Recorded data →
------

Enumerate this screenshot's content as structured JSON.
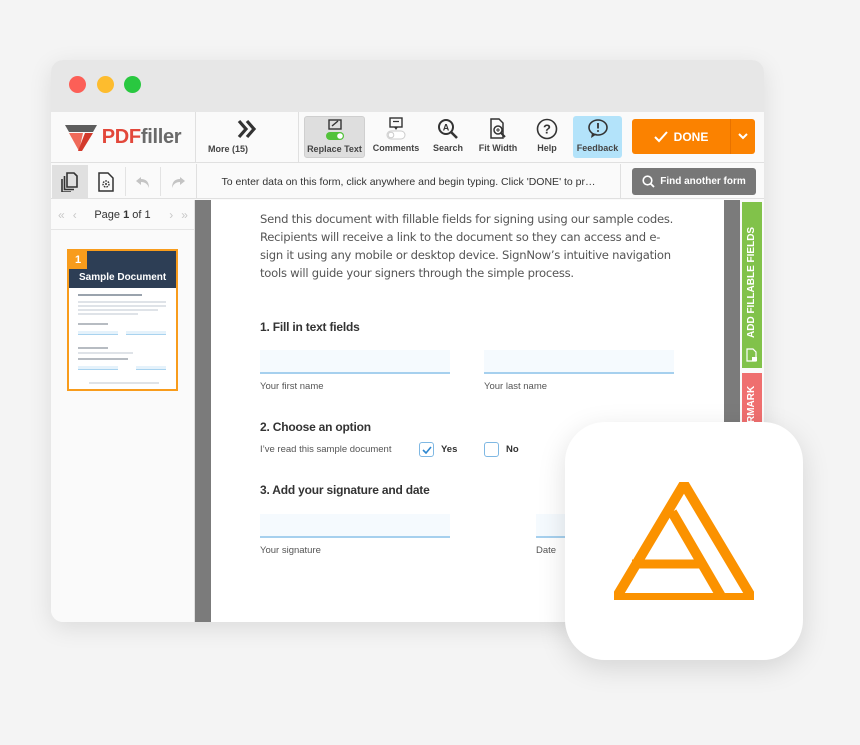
{
  "window": {
    "traffic_lights": [
      "close",
      "minimize",
      "maximize"
    ]
  },
  "toolbar": {
    "logo": {
      "pdf": "PDF",
      "filler": "filler"
    },
    "more_label": "More (15)",
    "tools": [
      {
        "id": "replace-text",
        "label": "Replace Text",
        "icon": "replace-text-toggle-icon",
        "active": true,
        "toggle_on": true
      },
      {
        "id": "comments",
        "label": "Comments",
        "icon": "comment-toggle-icon",
        "active": false,
        "toggle_on": false
      },
      {
        "id": "search",
        "label": "Search",
        "icon": "search-icon"
      },
      {
        "id": "fit-width",
        "label": "Fit Width",
        "icon": "fit-width-icon"
      },
      {
        "id": "help",
        "label": "Help",
        "icon": "help-icon"
      },
      {
        "id": "feedback",
        "label": "Feedback",
        "icon": "feedback-icon",
        "highlight": "#b3e3fa"
      }
    ],
    "done_label": "DONE",
    "done_color": "#fb8200"
  },
  "subbar": {
    "hint": "To enter data on this form, click anywhere and begin typing. Click 'DONE' to pr…",
    "find_label": "Find another form"
  },
  "sidebar": {
    "page_label_prefix": "Page ",
    "current_page": "1",
    "page_label_mid": " of ",
    "total_pages": "1",
    "thumbnail": {
      "number": "1",
      "title": "Sample Document"
    }
  },
  "document": {
    "intro": "Send this document with fillable fields for signing using our sample codes. Recipients will receive a link to the document so they can access and e-sign it using any mobile or desktop device. SignNow’s intuitive navigation tools will guide your signers through the simple process.",
    "section1": "1. Fill in text fields",
    "first_name_label": "Your first name",
    "last_name_label": "Your last name",
    "first_name_value": "",
    "last_name_value": "",
    "section2": "2. Choose an option",
    "option_prompt": "I’ve read this sample document",
    "yes_label": "Yes",
    "no_label": "No",
    "yes_checked": true,
    "no_checked": false,
    "section3": "3. Add your signature and date",
    "signature_label": "Your signature",
    "date_label": "Date"
  },
  "right_tabs": [
    {
      "label": "ADD FILLABLE FIELDS",
      "color": "#81c24a"
    },
    {
      "label": "RMARK",
      "color": "#ef6f6f"
    }
  ],
  "app_icon": {
    "name": "airslate-triangle-logo",
    "color": "#fb9200"
  }
}
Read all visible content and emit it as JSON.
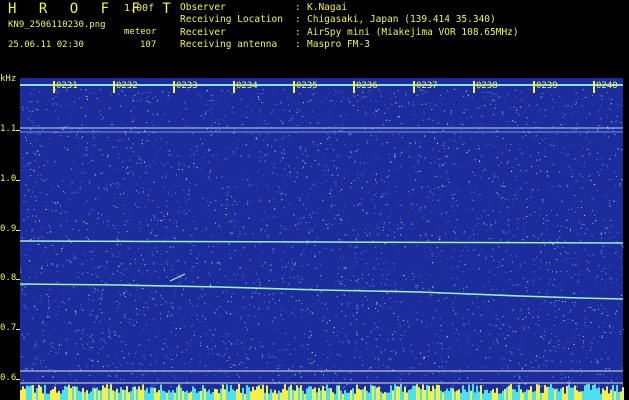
{
  "header": {
    "app_title": "H R O F F T",
    "version": "1.00f",
    "filename": "KN9_2506110230.png",
    "mode_label": "meteor",
    "datetime": "25.06.11 02:30",
    "count": "107"
  },
  "meta": [
    {
      "key": "Observer",
      "value": "K.Nagai"
    },
    {
      "key": "Receiving Location",
      "value": "Chigasaki, Japan (139.414 35.340)"
    },
    {
      "key": "Receiver",
      "value": "AirSpy mini (Miakejima VOR 108.65MHz)"
    },
    {
      "key": "Receiving antenna",
      "value": "Maspro FM-3"
    }
  ],
  "axis": {
    "unit": "kHz",
    "y_ticks": [
      "1.1",
      "1.0",
      "0.9",
      "0.8",
      "0.7",
      "0.6"
    ],
    "time_labels": [
      "0231",
      "0232",
      "0233",
      "0234",
      "0235",
      "0236",
      "0237",
      "0238",
      "0239",
      "0240"
    ]
  },
  "colors": {
    "text": "#eef54a",
    "background": "#1c2c9c",
    "signal": "#9ff0c8"
  }
}
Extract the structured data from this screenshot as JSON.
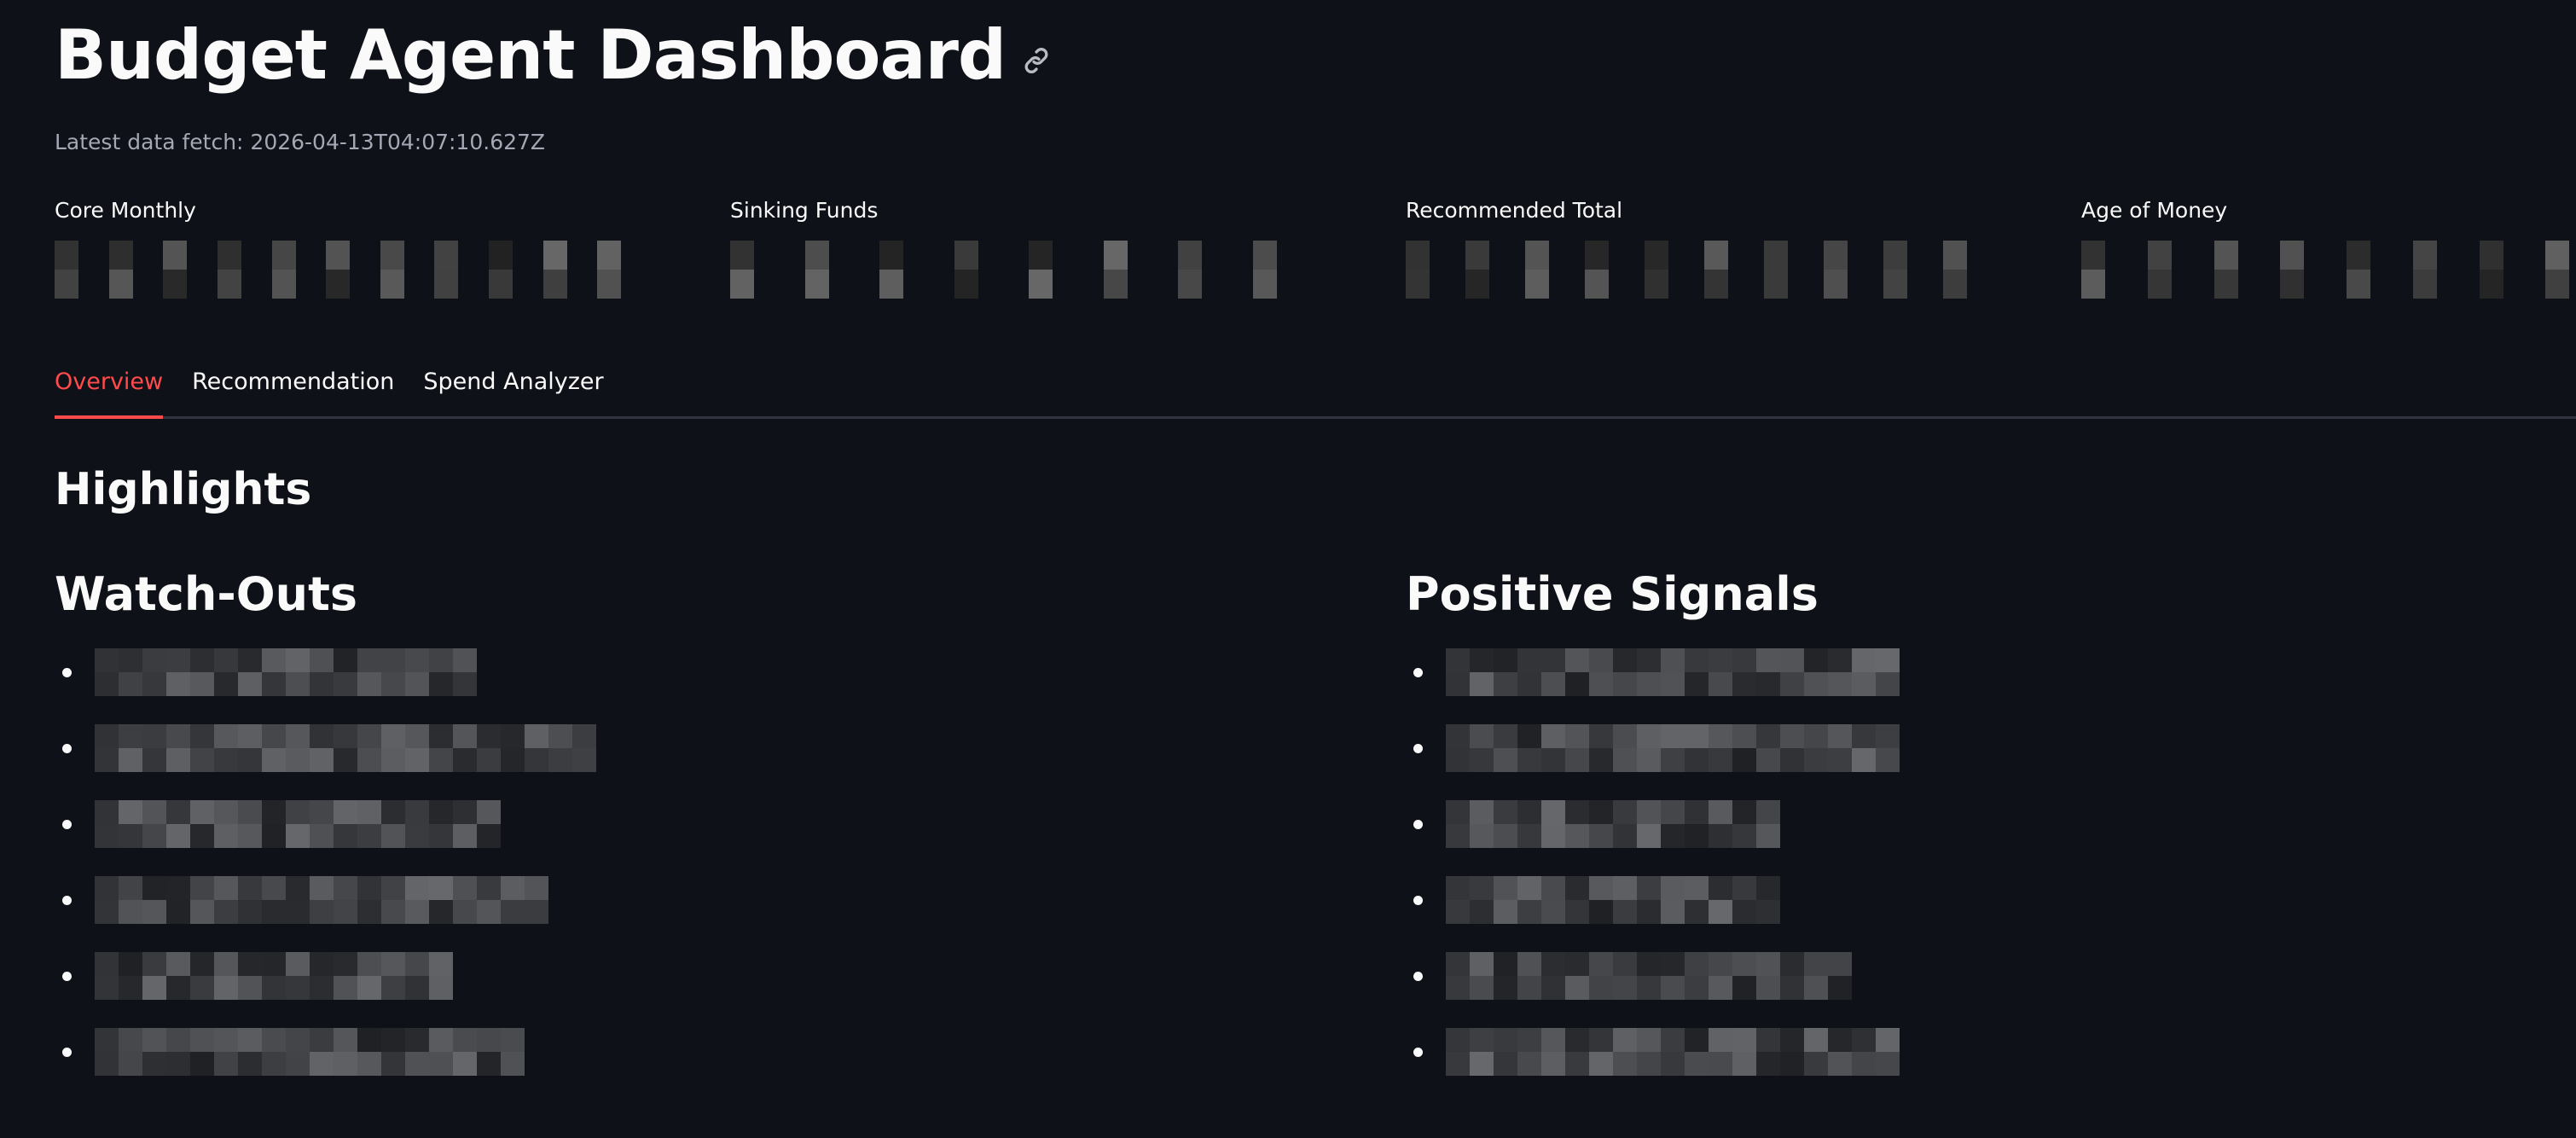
{
  "page": {
    "title": "Budget Agent Dashboard",
    "anchor_icon": "link-icon",
    "latest_fetch": "Latest data fetch: 2026-04-13T04:07:10.627Z"
  },
  "metrics": [
    {
      "label": "Core Monthly",
      "value_redacted": true
    },
    {
      "label": "Sinking Funds",
      "value_redacted": true
    },
    {
      "label": "Recommended Total",
      "value_redacted": true
    },
    {
      "label": "Age of Money",
      "value_redacted": true
    }
  ],
  "tabs": [
    {
      "label": "Overview",
      "active": true
    },
    {
      "label": "Recommendation",
      "active": false
    },
    {
      "label": "Spend Analyzer",
      "active": false
    }
  ],
  "highlights": {
    "title": "Highlights",
    "watch_outs": {
      "title": "Watch-Outs",
      "items": [
        "",
        "",
        "",
        "",
        "",
        ""
      ]
    },
    "positive_signals": {
      "title": "Positive Signals",
      "items": [
        "",
        "",
        "",
        "",
        "",
        ""
      ]
    }
  },
  "colors": {
    "background": "#0e1117",
    "text": "#fafafa",
    "muted_text": "#a3a8b4",
    "accent": "#ff4b4b",
    "divider": "#31333f"
  }
}
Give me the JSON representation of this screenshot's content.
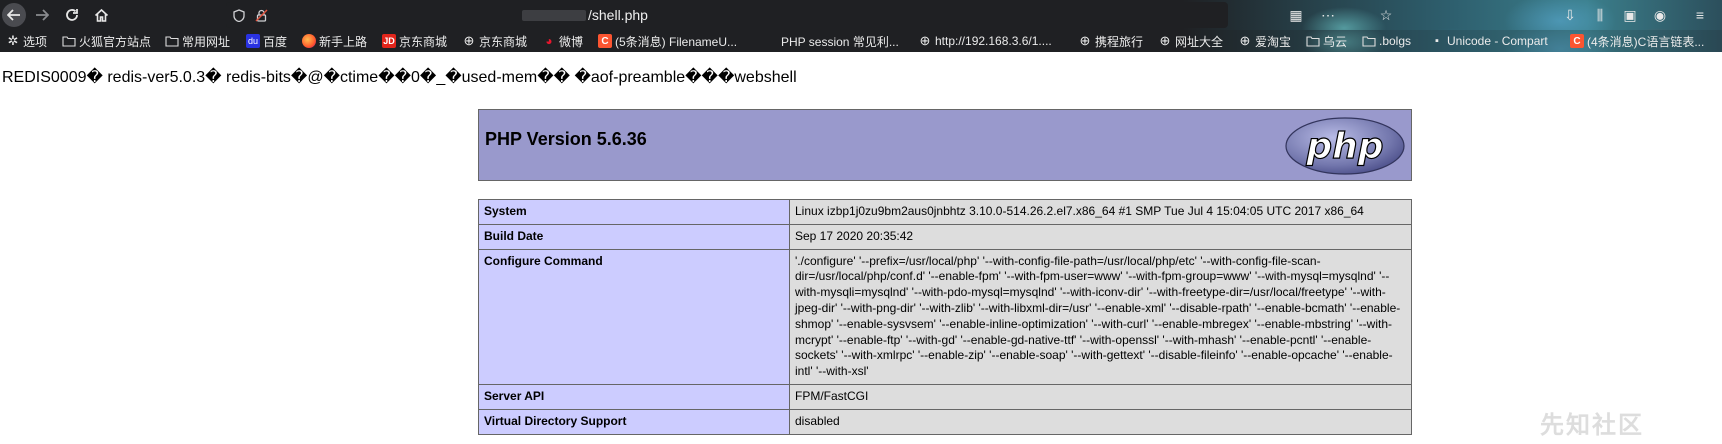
{
  "browser": {
    "url": "/shell.php",
    "bookmarks": [
      {
        "label": "选项",
        "icon": "gear-icon"
      },
      {
        "label": "火狐官方站点",
        "icon": "folder-icon"
      },
      {
        "label": "常用网址",
        "icon": "folder-icon"
      },
      {
        "label": "百度",
        "icon": "baidu-icon"
      },
      {
        "label": "新手上路",
        "icon": "firefox-icon"
      },
      {
        "label": "京东商城",
        "icon": "jd-icon"
      },
      {
        "label": "京东商城",
        "icon": "globe-icon"
      },
      {
        "label": "微博",
        "icon": "weibo-icon"
      },
      {
        "label": "(5条消息) FilenameU...",
        "icon": "csdn-icon"
      },
      {
        "label": "PHP session 常见利...",
        "icon": "page-icon"
      },
      {
        "label": "http://192.168.3.6/1....",
        "icon": "globe-icon"
      },
      {
        "label": "携程旅行",
        "icon": "globe-icon"
      },
      {
        "label": "网址大全",
        "icon": "globe-icon"
      },
      {
        "label": "爱淘宝",
        "icon": "globe-icon"
      },
      {
        "label": "乌云",
        "icon": "folder-icon"
      },
      {
        "label": ".bolgs",
        "icon": "folder-icon"
      },
      {
        "label": "Unicode - Compart",
        "icon": "page-icon"
      },
      {
        "label": "(4条消息)C语言链表...",
        "icon": "csdn-icon"
      }
    ]
  },
  "page": {
    "redis_dump": "REDIS0009� redis-ver5.0.3� redis-bits�@�ctime��0�_�used-mem�� �aof-preamble���webshell",
    "php_version_title": "PHP Version 5.6.36",
    "logo_text": "php",
    "rows": [
      {
        "label": "System",
        "value": "Linux izbp1j0zu9bm2aus0jnbhtz 3.10.0-514.26.2.el7.x86_64 #1 SMP Tue Jul 4 15:04:05 UTC 2017 x86_64"
      },
      {
        "label": "Build Date",
        "value": "Sep 17 2020 20:35:42"
      },
      {
        "label": "Configure Command",
        "value": "'./configure' '--prefix=/usr/local/php' '--with-config-file-path=/usr/local/php/etc' '--with-config-file-scan-dir=/usr/local/php/conf.d' '--enable-fpm' '--with-fpm-user=www' '--with-fpm-group=www' '--with-mysql=mysqlnd' '--with-mysqli=mysqlnd' '--with-pdo-mysql=mysqlnd' '--with-iconv-dir' '--with-freetype-dir=/usr/local/freetype' '--with-jpeg-dir' '--with-png-dir' '--with-zlib' '--with-libxml-dir=/usr' '--enable-xml' '--disable-rpath' '--enable-bcmath' '--enable-shmop' '--enable-sysvsem' '--enable-inline-optimization' '--with-curl' '--enable-mbregex' '--enable-mbstring' '--with-mcrypt' '--enable-ftp' '--with-gd' '--enable-gd-native-ttf' '--with-openssl' '--with-mhash' '--enable-pcntl' '--enable-sockets' '--with-xmlrpc' '--enable-zip' '--enable-soap' '--with-gettext' '--disable-fileinfo' '--enable-opcache' '--enable-intl' '--with-xsl'"
      },
      {
        "label": "Server API",
        "value": "FPM/FastCGI"
      },
      {
        "label": "Virtual Directory Support",
        "value": "disabled"
      }
    ],
    "watermark": "先知社区"
  }
}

------

STATED GOAL →
For the listing above, identify each line bearing "Receiving".

SOLVED EXERCISE →
      "key": "Receiving Location",
      "key": "Receiving antenna",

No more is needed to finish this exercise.